Recorded information -
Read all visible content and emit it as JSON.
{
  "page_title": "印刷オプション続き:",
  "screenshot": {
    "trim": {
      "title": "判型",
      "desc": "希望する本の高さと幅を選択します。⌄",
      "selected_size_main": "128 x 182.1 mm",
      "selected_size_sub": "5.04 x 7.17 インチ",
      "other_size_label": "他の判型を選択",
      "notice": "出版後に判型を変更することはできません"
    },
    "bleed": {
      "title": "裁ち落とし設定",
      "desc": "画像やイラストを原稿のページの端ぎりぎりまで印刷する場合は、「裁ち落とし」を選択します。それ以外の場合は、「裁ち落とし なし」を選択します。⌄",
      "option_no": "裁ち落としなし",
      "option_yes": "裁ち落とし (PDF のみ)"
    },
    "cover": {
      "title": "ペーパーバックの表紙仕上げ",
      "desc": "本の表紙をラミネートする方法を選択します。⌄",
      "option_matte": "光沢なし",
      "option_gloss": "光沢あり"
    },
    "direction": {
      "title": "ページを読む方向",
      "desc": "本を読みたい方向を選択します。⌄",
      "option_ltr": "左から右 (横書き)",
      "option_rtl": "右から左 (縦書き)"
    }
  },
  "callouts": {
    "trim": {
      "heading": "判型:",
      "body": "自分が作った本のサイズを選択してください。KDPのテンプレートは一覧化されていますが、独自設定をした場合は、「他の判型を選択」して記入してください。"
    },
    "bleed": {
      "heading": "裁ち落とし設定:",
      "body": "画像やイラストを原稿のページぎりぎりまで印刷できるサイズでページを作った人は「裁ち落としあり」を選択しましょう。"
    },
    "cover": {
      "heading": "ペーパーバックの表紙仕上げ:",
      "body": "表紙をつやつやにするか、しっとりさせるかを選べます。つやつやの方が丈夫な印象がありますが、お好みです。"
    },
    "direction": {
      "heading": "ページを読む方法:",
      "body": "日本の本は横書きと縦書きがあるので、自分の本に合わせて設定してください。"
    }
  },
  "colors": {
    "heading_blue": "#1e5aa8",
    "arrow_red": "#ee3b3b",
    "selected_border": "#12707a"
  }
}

Exercise goal - Return only the number of lines in the preceding records that contain the string "desc".

Exercise solution - 4